— What you need to do —
Extract all data as written.
** START OF Material supplied **
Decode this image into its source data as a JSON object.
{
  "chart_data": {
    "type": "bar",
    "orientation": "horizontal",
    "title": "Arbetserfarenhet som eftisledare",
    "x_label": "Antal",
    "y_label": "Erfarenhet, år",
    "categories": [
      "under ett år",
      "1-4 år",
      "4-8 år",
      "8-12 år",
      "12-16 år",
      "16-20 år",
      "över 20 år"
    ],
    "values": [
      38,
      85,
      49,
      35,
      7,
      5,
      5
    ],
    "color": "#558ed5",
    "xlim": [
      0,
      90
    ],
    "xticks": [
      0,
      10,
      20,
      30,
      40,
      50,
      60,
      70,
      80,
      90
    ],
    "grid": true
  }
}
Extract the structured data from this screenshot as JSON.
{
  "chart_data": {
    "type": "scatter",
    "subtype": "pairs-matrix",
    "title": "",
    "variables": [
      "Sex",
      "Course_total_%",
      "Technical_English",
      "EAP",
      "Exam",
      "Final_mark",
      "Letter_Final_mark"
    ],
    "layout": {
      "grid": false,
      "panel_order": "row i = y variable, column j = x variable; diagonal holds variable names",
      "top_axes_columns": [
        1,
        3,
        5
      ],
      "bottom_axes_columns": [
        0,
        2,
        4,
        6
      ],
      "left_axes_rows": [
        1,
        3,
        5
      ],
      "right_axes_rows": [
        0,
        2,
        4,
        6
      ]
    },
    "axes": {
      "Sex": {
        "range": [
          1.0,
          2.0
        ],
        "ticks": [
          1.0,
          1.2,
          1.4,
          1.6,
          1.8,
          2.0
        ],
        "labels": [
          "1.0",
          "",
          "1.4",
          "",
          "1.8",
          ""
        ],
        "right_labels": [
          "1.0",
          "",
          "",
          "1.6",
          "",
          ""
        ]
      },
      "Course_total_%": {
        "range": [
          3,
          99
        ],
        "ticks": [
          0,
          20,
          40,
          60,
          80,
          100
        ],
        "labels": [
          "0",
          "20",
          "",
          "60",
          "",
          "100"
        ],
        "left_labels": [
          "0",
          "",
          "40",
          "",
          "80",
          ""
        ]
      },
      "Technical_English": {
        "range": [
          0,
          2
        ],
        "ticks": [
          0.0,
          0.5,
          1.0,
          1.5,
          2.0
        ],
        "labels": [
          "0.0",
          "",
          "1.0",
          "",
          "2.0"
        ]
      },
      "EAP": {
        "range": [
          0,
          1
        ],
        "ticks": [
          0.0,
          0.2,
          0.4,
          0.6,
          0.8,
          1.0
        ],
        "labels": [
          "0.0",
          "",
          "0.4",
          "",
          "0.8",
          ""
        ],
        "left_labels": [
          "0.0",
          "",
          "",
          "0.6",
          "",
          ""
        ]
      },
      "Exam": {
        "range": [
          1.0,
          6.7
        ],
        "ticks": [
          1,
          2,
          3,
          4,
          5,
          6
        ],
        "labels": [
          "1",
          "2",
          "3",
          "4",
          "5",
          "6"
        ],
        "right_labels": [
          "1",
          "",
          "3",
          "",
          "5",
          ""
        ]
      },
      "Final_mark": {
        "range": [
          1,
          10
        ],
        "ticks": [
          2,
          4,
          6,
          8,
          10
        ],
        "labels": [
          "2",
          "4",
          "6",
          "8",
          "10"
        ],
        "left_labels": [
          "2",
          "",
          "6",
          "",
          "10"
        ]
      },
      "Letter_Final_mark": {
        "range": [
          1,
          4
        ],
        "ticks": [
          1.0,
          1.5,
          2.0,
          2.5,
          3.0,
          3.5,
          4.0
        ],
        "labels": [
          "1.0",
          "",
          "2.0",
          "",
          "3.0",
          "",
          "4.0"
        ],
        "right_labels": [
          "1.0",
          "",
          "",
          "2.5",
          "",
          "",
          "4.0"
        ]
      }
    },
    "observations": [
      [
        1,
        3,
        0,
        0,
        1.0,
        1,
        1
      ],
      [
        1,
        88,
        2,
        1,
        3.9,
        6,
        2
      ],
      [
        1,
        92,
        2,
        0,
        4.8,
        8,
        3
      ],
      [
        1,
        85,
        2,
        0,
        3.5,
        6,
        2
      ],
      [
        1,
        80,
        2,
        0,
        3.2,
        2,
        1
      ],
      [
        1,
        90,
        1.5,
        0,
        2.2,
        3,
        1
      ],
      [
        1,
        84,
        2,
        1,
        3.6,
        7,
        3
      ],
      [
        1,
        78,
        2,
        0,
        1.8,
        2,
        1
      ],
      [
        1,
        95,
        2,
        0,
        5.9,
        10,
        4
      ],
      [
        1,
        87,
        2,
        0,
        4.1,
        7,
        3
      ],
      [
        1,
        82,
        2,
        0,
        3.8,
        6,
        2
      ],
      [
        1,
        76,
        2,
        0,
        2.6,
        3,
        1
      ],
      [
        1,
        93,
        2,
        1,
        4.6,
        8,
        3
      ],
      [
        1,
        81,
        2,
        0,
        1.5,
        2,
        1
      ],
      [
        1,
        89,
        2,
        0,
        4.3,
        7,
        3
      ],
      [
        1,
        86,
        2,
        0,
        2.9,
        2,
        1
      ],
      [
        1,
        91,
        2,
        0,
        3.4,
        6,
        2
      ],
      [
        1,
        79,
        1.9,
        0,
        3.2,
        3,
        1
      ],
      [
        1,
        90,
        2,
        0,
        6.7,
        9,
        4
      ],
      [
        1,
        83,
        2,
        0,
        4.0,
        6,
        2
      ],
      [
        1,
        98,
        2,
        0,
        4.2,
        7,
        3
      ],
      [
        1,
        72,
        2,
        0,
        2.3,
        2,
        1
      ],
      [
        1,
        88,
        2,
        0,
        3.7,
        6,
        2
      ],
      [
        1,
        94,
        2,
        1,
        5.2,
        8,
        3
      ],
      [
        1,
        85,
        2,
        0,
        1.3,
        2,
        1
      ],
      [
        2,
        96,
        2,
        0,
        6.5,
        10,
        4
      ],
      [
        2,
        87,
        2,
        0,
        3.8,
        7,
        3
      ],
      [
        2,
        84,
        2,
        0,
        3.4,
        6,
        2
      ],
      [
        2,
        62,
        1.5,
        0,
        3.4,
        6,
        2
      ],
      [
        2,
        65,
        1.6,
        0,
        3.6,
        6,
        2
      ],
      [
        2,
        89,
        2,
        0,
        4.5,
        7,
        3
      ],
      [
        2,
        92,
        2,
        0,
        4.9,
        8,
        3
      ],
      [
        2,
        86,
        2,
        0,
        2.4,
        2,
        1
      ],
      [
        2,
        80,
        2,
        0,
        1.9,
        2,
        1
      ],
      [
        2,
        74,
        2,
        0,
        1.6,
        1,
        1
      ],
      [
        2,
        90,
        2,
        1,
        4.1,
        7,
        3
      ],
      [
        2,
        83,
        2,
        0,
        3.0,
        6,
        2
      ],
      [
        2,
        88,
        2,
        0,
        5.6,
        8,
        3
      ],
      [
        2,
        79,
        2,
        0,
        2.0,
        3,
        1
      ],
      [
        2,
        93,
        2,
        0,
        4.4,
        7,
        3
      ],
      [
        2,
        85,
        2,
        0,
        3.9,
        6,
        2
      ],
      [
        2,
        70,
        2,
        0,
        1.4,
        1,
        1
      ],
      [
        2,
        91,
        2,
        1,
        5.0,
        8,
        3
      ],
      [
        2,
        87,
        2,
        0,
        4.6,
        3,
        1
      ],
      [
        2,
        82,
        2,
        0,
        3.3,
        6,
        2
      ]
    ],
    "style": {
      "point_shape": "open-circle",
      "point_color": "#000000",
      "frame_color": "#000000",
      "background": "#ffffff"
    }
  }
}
** END OF Material supplied **
— In response —
Decode this image into its source data as a JSON object.
{
  "chart_data": {
    "type": "bar",
    "orientation": "horizontal",
    "title": "Arbetserfarenhet som eftisledare",
    "x_label": "Antal",
    "y_label": "Erfarenhet, år",
    "categories": [
      "under ett år",
      "1-4 år",
      "4-8 år",
      "8-12 år",
      "12-16 år",
      "16-20 år",
      "över 20 år"
    ],
    "values": [
      38,
      85,
      49,
      35,
      7,
      5,
      5
    ],
    "color": "#558ed5",
    "xlim": [
      0,
      90
    ],
    "xticks": [
      0,
      10,
      20,
      30,
      40,
      50,
      60,
      70,
      80,
      90
    ],
    "grid": true
  }
}
Extract the structured data from this screenshot as JSON.
{
  "chart_data": {
    "type": "scatter",
    "subtype": "pairs-matrix",
    "title": "",
    "variables": [
      "Sex",
      "Course_total_%",
      "Technical_English",
      "EAP",
      "Exam",
      "Final_mark",
      "Letter_Final_mark"
    ],
    "layout": {
      "grid": false,
      "panel_order": "row i = y variable, column j = x variable; diagonal holds variable names",
      "top_axes_columns": [
        1,
        3,
        5
      ],
      "bottom_axes_columns": [
        0,
        2,
        4,
        6
      ],
      "left_axes_rows": [
        1,
        3,
        5
      ],
      "right_axes_rows": [
        0,
        2,
        4,
        6
      ]
    },
    "axes": {
      "Sex": {
        "range": [
          1.0,
          2.0
        ],
        "ticks": [
          1.0,
          1.2,
          1.4,
          1.6,
          1.8,
          2.0
        ],
        "labels": [
          "1.0",
          "",
          "1.4",
          "",
          "1.8",
          ""
        ],
        "right_labels": [
          "1.0",
          "",
          "",
          "1.6",
          "",
          ""
        ]
      },
      "Course_total_%": {
        "range": [
          3,
          99
        ],
        "ticks": [
          0,
          20,
          40,
          60,
          80,
          100
        ],
        "labels": [
          "0",
          "20",
          "",
          "60",
          "",
          "100"
        ],
        "left_labels": [
          "0",
          "",
          "40",
          "",
          "80",
          ""
        ]
      },
      "Technical_English": {
        "range": [
          0,
          2
        ],
        "ticks": [
          0.0,
          0.5,
          1.0,
          1.5,
          2.0
        ],
        "labels": [
          "0.0",
          "",
          "1.0",
          "",
          "2.0"
        ]
      },
      "EAP": {
        "range": [
          0,
          1
        ],
        "ticks": [
          0.0,
          0.2,
          0.4,
          0.6,
          0.8,
          1.0
        ],
        "labels": [
          "0.0",
          "",
          "0.4",
          "",
          "0.8",
          ""
        ],
        "left_labels": [
          "0.0",
          "",
          "",
          "0.6",
          "",
          ""
        ]
      },
      "Exam": {
        "range": [
          1.0,
          6.7
        ],
        "ticks": [
          1,
          2,
          3,
          4,
          5,
          6
        ],
        "labels": [
          "1",
          "2",
          "3",
          "4",
          "5",
          "6"
        ],
        "right_labels": [
          "1",
          "",
          "3",
          "",
          "5",
          ""
        ]
      },
      "Final_mark": {
        "range": [
          1,
          10
        ],
        "ticks": [
          2,
          4,
          6,
          8,
          10
        ],
        "labels": [
          "2",
          "4",
          "6",
          "8",
          "10"
        ],
        "left_labels": [
          "2",
          "",
          "6",
          "",
          "10"
        ]
      },
      "Letter_Final_mark": {
        "range": [
          1,
          4
        ],
        "ticks": [
          1.0,
          1.5,
          2.0,
          2.5,
          3.0,
          3.5,
          4.0
        ],
        "labels": [
          "1.0",
          "",
          "2.0",
          "",
          "3.0",
          "",
          "4.0"
        ],
        "right_labels": [
          "1.0",
          "",
          "",
          "2.5",
          "",
          "",
          "4.0"
        ]
      }
    },
    "observations": [
      [
        1,
        3,
        0,
        0,
        1.0,
        1,
        1
      ],
      [
        1,
        88,
        2,
        1,
        3.9,
        6,
        2
      ],
      [
        1,
        92,
        2,
        0,
        4.8,
        8,
        3
      ],
      [
        1,
        85,
        2,
        0,
        3.5,
        6,
        2
      ],
      [
        1,
        80,
        2,
        0,
        3.2,
        2,
        1
      ],
      [
        1,
        90,
        1.5,
        0,
        2.2,
        3,
        1
      ],
      [
        1,
        84,
        2,
        1,
        3.6,
        7,
        3
      ],
      [
        1,
        78,
        2,
        0,
        1.8,
        2,
        1
      ],
      [
        1,
        95,
        2,
        0,
        5.9,
        10,
        4
      ],
      [
        1,
        87,
        2,
        0,
        4.1,
        7,
        3
      ],
      [
        1,
        82,
        2,
        0,
        3.8,
        6,
        2
      ],
      [
        1,
        76,
        2,
        0,
        2.6,
        3,
        1
      ],
      [
        1,
        93,
        2,
        1,
        4.6,
        8,
        3
      ],
      [
        1,
        81,
        2,
        0,
        1.5,
        2,
        1
      ],
      [
        1,
        89,
        2,
        0,
        4.3,
        7,
        3
      ],
      [
        1,
        86,
        2,
        0,
        2.9,
        2,
        1
      ],
      [
        1,
        91,
        2,
        0,
        3.4,
        6,
        2
      ],
      [
        1,
        79,
        1.9,
        0,
        3.2,
        3,
        1
      ],
      [
        1,
        90,
        2,
        0,
        6.7,
        9,
        4
      ],
      [
        1,
        83,
        2,
        0,
        4.0,
        6,
        2
      ],
      [
        1,
        98,
        2,
        0,
        4.2,
        7,
        3
      ],
      [
        1,
        72,
        2,
        0,
        2.3,
        2,
        1
      ],
      [
        1,
        88,
        2,
        0,
        3.7,
        6,
        2
      ],
      [
        1,
        94,
        2,
        1,
        5.2,
        8,
        3
      ],
      [
        1,
        85,
        2,
        0,
        1.3,
        2,
        1
      ],
      [
        2,
        96,
        2,
        0,
        6.5,
        10,
        4
      ],
      [
        2,
        87,
        2,
        0,
        3.8,
        7,
        3
      ],
      [
        2,
        84,
        2,
        0,
        3.4,
        6,
        2
      ],
      [
        2,
        62,
        1.5,
        0,
        3.4,
        6,
        2
      ],
      [
        2,
        65,
        1.6,
        0,
        3.6,
        6,
        2
      ],
      [
        2,
        89,
        2,
        0,
        4.5,
        7,
        3
      ],
      [
        2,
        92,
        2,
        0,
        4.9,
        8,
        3
      ],
      [
        2,
        86,
        2,
        0,
        2.4,
        2,
        1
      ],
      [
        2,
        80,
        2,
        0,
        1.9,
        2,
        1
      ],
      [
        2,
        74,
        2,
        0,
        1.6,
        1,
        1
      ],
      [
        2,
        90,
        2,
        1,
        4.1,
        7,
        3
      ],
      [
        2,
        83,
        2,
        0,
        3.0,
        6,
        2
      ],
      [
        2,
        88,
        2,
        0,
        5.6,
        8,
        3
      ],
      [
        2,
        79,
        2,
        0,
        2.0,
        3,
        1
      ],
      [
        2,
        93,
        2,
        0,
        4.4,
        7,
        3
      ],
      [
        2,
        85,
        2,
        0,
        3.9,
        6,
        2
      ],
      [
        2,
        70,
        2,
        0,
        1.4,
        1,
        1
      ],
      [
        2,
        91,
        2,
        1,
        5.0,
        8,
        3
      ],
      [
        2,
        87,
        2,
        0,
        4.6,
        3,
        1
      ],
      [
        2,
        82,
        2,
        0,
        3.3,
        6,
        2
      ]
    ],
    "style": {
      "point_shape": "open-circle",
      "point_color": "#000000",
      "frame_color": "#000000",
      "background": "#ffffff"
    }
  }
}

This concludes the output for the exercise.